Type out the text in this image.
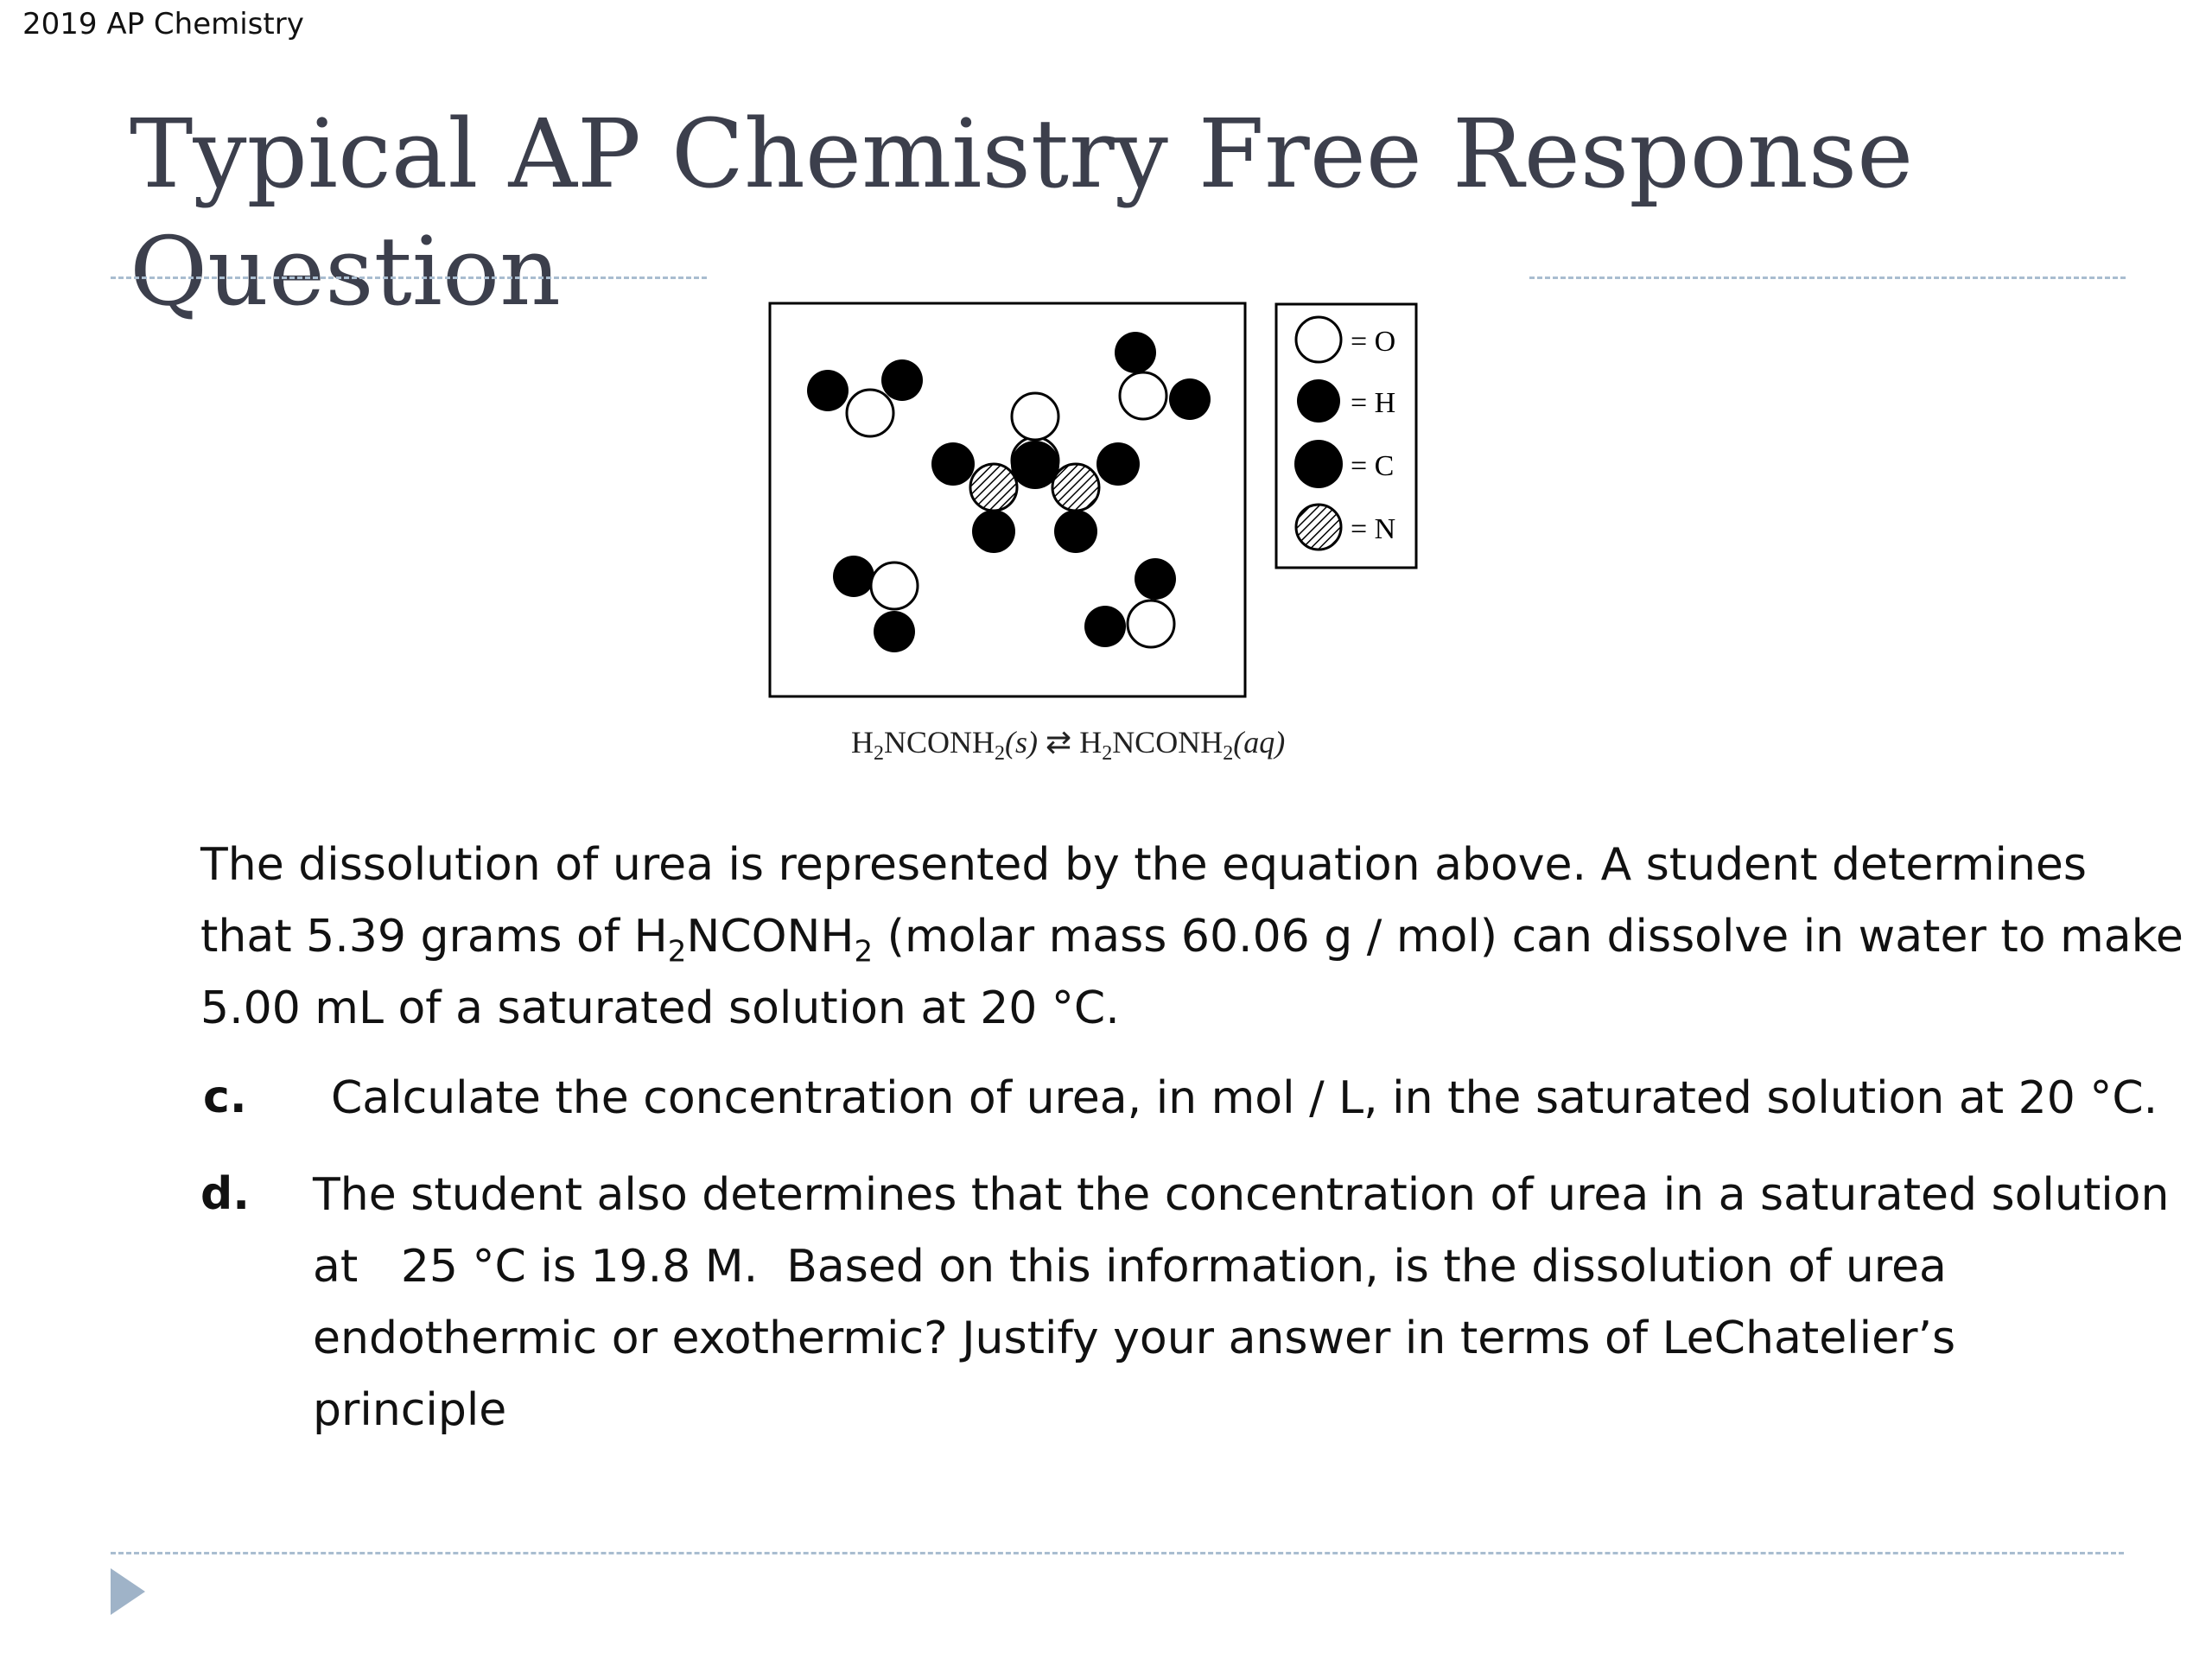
2019 AP Chemistry
Typical AP Chemistry Free Response Question
= O
= H
= C
= N
$H_2NCONH_2(s)$ ⇄ $H_2NCONH_2(aq)$
The dissolution of urea is represented by the equation above. A student determines
that 5.39 grams of $H_2NCONH_2$ (molar mass 60.06 g / mol) can dissolve in water to make
5.00 mL of a saturated solution at 20 °C.
c. Calculate the concentration of urea, in mol / L, in the saturated solution at 20 °C.
d. The student also determines that the concentration of urea in a saturated solution
at   25 °C is 19.8 M.  Based on this information, is the dissolution of urea
endothermic or exothermic? Justify your answer in terms of LeChatelier’s
principle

▶ Short problem
All lines holding the word "this" should be picked out and copied.

▶ Solved problem
Type out the text in this image.
at   25 °C is 19.8 M.  Based on this information, is the dissolution of urea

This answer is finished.